* **Your instructions**
Every line of the records below should be restated exactly.

* **Exercise inputs**
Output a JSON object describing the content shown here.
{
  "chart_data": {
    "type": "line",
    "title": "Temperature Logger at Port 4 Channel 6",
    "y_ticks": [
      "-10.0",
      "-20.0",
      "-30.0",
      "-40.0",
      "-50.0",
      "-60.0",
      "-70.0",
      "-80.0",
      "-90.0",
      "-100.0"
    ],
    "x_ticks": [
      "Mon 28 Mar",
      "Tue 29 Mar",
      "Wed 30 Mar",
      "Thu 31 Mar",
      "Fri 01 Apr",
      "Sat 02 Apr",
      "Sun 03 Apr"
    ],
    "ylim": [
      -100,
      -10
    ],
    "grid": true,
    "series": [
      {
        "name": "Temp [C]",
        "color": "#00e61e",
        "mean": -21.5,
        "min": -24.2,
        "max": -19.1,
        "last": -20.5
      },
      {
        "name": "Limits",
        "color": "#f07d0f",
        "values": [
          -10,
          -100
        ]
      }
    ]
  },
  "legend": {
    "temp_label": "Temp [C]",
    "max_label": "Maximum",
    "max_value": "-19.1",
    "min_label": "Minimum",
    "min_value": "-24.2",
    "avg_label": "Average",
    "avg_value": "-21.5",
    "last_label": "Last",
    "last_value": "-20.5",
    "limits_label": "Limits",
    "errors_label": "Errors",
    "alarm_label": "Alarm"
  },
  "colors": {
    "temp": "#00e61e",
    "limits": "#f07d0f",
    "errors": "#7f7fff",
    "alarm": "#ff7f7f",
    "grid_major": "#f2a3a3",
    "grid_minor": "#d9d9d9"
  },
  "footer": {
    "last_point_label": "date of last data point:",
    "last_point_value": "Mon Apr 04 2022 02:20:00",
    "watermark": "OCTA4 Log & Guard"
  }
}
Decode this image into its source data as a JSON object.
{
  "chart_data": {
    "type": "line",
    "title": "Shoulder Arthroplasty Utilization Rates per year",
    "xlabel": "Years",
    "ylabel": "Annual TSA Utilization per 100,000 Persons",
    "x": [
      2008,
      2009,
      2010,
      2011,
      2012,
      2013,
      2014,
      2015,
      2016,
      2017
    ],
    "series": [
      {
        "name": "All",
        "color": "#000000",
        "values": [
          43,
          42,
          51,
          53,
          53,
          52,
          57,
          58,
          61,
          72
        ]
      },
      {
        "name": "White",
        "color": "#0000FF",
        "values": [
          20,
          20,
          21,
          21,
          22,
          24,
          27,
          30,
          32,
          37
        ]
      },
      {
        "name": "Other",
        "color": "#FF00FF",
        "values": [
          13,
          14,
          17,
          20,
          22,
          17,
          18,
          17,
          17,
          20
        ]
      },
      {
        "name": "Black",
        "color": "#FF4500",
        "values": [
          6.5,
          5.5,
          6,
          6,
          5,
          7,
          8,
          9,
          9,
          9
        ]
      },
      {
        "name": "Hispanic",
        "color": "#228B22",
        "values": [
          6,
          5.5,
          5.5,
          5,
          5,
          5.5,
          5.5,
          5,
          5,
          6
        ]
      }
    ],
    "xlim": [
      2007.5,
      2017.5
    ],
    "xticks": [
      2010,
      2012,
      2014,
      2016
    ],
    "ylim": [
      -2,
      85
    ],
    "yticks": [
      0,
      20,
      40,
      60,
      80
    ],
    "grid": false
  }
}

* **Expected answer**
Output a JSON object describing the content shown here.
{
  "chart_data": {
    "type": "line",
    "title": "Temperature Logger at Port 4 Channel 6",
    "y_ticks": [
      "-10.0",
      "-20.0",
      "-30.0",
      "-40.0",
      "-50.0",
      "-60.0",
      "-70.0",
      "-80.0",
      "-90.0",
      "-100.0"
    ],
    "x_ticks": [
      "Mon 28 Mar",
      "Tue 29 Mar",
      "Wed 30 Mar",
      "Thu 31 Mar",
      "Fri 01 Apr",
      "Sat 02 Apr",
      "Sun 03 Apr"
    ],
    "ylim": [
      -100,
      -10
    ],
    "grid": true,
    "series": [
      {
        "name": "Temp [C]",
        "color": "#00e61e",
        "mean": -21.5,
        "min": -24.2,
        "max": -19.1,
        "last": -20.5
      },
      {
        "name": "Limits",
        "color": "#f07d0f",
        "values": [
          -10,
          -100
        ]
      }
    ]
  },
  "legend": {
    "temp_label": "Temp [C]",
    "max_label": "Maximum",
    "max_value": "-19.1",
    "min_label": "Minimum",
    "min_value": "-24.2",
    "avg_label": "Average",
    "avg_value": "-21.5",
    "last_label": "Last",
    "last_value": "-20.5",
    "limits_label": "Limits",
    "errors_label": "Errors",
    "alarm_label": "Alarm"
  },
  "colors": {
    "temp": "#00e61e",
    "limits": "#f07d0f",
    "errors": "#7f7fff",
    "alarm": "#ff7f7f",
    "grid_major": "#f2a3a3",
    "grid_minor": "#d9d9d9"
  },
  "footer": {
    "last_point_label": "date of last data point:",
    "last_point_value": "Mon Apr 04 2022 02:20:00",
    "watermark": "OCTA4 Log & Guard"
  }
}
Decode this image into its source data as a JSON object.
{
  "chart_data": {
    "type": "line",
    "title": "Shoulder Arthroplasty Utilization Rates per year",
    "xlabel": "Years",
    "ylabel": "Annual TSA Utilization per 100,000 Persons",
    "x": [
      2008,
      2009,
      2010,
      2011,
      2012,
      2013,
      2014,
      2015,
      2016,
      2017
    ],
    "series": [
      {
        "name": "All",
        "color": "#000000",
        "values": [
          43,
          42,
          51,
          53,
          53,
          52,
          57,
          58,
          61,
          72
        ]
      },
      {
        "name": "White",
        "color": "#0000FF",
        "values": [
          20,
          20,
          21,
          21,
          22,
          24,
          27,
          30,
          32,
          37
        ]
      },
      {
        "name": "Other",
        "color": "#FF00FF",
        "values": [
          13,
          14,
          17,
          20,
          22,
          17,
          18,
          17,
          17,
          20
        ]
      },
      {
        "name": "Black",
        "color": "#FF4500",
        "values": [
          6.5,
          5.5,
          6,
          6,
          5,
          7,
          8,
          9,
          9,
          9
        ]
      },
      {
        "name": "Hispanic",
        "color": "#228B22",
        "values": [
          6,
          5.5,
          5.5,
          5,
          5,
          5.5,
          5.5,
          5,
          5,
          6
        ]
      }
    ],
    "xlim": [
      2007.5,
      2017.5
    ],
    "xticks": [
      2010,
      2012,
      2014,
      2016
    ],
    "ylim": [
      -2,
      85
    ],
    "yticks": [
      0,
      20,
      40,
      60,
      80
    ],
    "grid": false
  }
}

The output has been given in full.